WHAT THIS TASK INVOLVES - In the entries below, find the lines with the word "abilene" and copy them.

DATA SUPPLIED -
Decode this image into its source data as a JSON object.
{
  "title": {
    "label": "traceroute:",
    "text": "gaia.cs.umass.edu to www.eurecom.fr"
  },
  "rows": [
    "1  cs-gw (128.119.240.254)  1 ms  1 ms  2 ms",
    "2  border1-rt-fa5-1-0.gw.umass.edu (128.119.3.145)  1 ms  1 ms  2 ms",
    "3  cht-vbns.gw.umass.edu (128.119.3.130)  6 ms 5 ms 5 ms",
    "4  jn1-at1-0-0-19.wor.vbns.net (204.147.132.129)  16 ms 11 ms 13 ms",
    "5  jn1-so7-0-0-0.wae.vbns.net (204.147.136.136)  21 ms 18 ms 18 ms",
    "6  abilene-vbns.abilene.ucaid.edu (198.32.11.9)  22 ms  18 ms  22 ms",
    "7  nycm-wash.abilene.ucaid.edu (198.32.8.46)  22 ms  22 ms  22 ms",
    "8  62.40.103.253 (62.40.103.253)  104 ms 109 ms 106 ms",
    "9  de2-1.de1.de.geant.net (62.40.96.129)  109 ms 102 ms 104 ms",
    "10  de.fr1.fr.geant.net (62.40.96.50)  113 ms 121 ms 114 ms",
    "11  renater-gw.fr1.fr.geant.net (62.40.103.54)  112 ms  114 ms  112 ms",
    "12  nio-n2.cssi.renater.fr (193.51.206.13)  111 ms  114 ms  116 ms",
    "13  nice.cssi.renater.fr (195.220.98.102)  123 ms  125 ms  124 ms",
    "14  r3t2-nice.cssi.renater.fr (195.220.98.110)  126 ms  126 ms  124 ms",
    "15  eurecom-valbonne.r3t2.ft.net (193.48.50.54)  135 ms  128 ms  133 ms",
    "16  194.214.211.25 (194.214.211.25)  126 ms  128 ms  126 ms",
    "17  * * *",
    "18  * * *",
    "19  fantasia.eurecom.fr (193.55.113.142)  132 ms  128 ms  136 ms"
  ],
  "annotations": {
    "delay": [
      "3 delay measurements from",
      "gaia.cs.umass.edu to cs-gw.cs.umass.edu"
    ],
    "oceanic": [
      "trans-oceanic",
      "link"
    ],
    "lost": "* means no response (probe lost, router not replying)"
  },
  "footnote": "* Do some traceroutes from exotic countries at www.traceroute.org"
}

WRITTEN ANSWER -
    "6  abilene-vbns.abilene.ucaid.edu (198.32.11.9)  22 ms  18 ms  22 ms",
    "7  nycm-wash.abilene.ucaid.edu (198.32.8.46)  22 ms  22 ms  22 ms",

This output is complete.